* DIRECTIVE: Make an exact copy of the lines below.

* RECORDED INFORMATION:
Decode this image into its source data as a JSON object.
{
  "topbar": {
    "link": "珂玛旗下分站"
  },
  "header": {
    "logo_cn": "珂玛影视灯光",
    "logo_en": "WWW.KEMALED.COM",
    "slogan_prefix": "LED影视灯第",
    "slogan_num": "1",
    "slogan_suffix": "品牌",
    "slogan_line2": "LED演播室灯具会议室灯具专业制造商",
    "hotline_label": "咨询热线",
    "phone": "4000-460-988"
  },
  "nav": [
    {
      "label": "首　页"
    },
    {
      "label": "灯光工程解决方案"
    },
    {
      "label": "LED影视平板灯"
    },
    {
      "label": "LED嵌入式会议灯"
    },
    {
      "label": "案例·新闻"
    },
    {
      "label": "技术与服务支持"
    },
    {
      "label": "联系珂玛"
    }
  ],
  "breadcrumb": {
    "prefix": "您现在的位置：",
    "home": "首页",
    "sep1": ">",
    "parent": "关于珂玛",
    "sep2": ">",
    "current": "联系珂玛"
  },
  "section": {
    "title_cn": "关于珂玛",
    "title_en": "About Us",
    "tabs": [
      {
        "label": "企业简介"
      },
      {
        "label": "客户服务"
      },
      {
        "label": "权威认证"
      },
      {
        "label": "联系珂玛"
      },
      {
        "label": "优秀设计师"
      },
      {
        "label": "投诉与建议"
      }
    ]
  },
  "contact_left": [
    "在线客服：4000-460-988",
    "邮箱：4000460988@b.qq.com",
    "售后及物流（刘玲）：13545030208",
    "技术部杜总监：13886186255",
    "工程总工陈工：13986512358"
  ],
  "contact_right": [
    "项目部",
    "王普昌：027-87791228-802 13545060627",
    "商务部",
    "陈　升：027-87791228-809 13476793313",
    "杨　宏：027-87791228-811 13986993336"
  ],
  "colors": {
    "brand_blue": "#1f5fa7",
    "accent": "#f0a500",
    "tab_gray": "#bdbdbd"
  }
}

* COMPLETE RESPONSE:
Decode this image into its source data as a JSON object.
{
  "topbar": {
    "link": "珂玛旗下分站"
  },
  "header": {
    "logo_cn": "珂玛影视灯光",
    "logo_en": "WWW.KEMALED.COM",
    "slogan_prefix": "LED影视灯第",
    "slogan_num": "1",
    "slogan_suffix": "品牌",
    "slogan_line2": "LED演播室灯具会议室灯具专业制造商",
    "hotline_label": "咨询热线",
    "phone": "4000-460-988"
  },
  "nav": [
    {
      "label": "首　页"
    },
    {
      "label": "灯光工程解决方案"
    },
    {
      "label": "LED影视平板灯"
    },
    {
      "label": "LED嵌入式会议灯"
    },
    {
      "label": "案例·新闻"
    },
    {
      "label": "技术与服务支持"
    },
    {
      "label": "联系珂玛"
    }
  ],
  "breadcrumb": {
    "prefix": "您现在的位置：",
    "home": "首页",
    "sep1": ">",
    "parent": "关于珂玛",
    "sep2": ">",
    "current": "联系珂玛"
  },
  "section": {
    "title_cn": "关于珂玛",
    "title_en": "About Us",
    "tabs": [
      {
        "label": "企业简介"
      },
      {
        "label": "客户服务"
      },
      {
        "label": "权威认证"
      },
      {
        "label": "联系珂玛"
      },
      {
        "label": "优秀设计师"
      },
      {
        "label": "投诉与建议"
      }
    ]
  },
  "contact_left": [
    "在线客服：4000-460-988",
    "邮箱：4000460988@b.qq.com",
    "售后及物流（刘玲）：13545030208",
    "技术部杜总监：13886186255",
    "工程总工陈工：13986512358"
  ],
  "contact_right": [
    "项目部",
    "王普昌：027-87791228-802 13545060627",
    "商务部",
    "陈　升：027-87791228-809 13476793313",
    "杨　宏：027-87791228-811 13986993336"
  ],
  "colors": {
    "brand_blue": "#1f5fa7",
    "accent": "#f0a500",
    "tab_gray": "#bdbdbd"
  }
}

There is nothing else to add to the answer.